Materials provided ->
--------
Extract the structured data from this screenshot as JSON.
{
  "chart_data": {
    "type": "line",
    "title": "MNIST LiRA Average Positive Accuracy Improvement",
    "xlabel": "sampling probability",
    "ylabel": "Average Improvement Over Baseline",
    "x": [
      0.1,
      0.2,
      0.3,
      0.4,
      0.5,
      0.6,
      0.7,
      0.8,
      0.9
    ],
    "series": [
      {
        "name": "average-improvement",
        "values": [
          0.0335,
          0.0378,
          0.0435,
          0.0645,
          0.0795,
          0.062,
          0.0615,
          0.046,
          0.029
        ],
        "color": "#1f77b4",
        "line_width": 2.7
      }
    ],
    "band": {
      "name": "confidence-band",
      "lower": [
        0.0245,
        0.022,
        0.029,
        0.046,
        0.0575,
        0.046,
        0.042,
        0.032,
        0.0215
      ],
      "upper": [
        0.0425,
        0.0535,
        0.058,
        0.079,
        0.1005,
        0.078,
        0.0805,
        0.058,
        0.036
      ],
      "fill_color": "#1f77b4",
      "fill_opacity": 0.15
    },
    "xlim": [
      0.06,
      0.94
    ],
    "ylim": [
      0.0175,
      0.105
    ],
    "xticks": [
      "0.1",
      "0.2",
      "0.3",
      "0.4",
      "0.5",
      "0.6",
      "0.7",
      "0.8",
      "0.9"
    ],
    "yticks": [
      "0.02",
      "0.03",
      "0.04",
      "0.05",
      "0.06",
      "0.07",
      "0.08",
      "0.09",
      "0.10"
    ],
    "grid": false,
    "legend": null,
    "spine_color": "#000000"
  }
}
--------
What the task asks ->
Would you restate each of the entries word for word?

Exercise result ->
Extract the structured data from this screenshot as JSON.
{
  "chart_data": {
    "type": "line",
    "title": "MNIST LiRA Average Positive Accuracy Improvement",
    "xlabel": "sampling probability",
    "ylabel": "Average Improvement Over Baseline",
    "x": [
      0.1,
      0.2,
      0.3,
      0.4,
      0.5,
      0.6,
      0.7,
      0.8,
      0.9
    ],
    "series": [
      {
        "name": "average-improvement",
        "values": [
          0.0335,
          0.0378,
          0.0435,
          0.0645,
          0.0795,
          0.062,
          0.0615,
          0.046,
          0.029
        ],
        "color": "#1f77b4",
        "line_width": 2.7
      }
    ],
    "band": {
      "name": "confidence-band",
      "lower": [
        0.0245,
        0.022,
        0.029,
        0.046,
        0.0575,
        0.046,
        0.042,
        0.032,
        0.0215
      ],
      "upper": [
        0.0425,
        0.0535,
        0.058,
        0.079,
        0.1005,
        0.078,
        0.0805,
        0.058,
        0.036
      ],
      "fill_color": "#1f77b4",
      "fill_opacity": 0.15
    },
    "xlim": [
      0.06,
      0.94
    ],
    "ylim": [
      0.0175,
      0.105
    ],
    "xticks": [
      "0.1",
      "0.2",
      "0.3",
      "0.4",
      "0.5",
      "0.6",
      "0.7",
      "0.8",
      "0.9"
    ],
    "yticks": [
      "0.02",
      "0.03",
      "0.04",
      "0.05",
      "0.06",
      "0.07",
      "0.08",
      "0.09",
      "0.10"
    ],
    "grid": false,
    "legend": null,
    "spine_color": "#000000"
  }
}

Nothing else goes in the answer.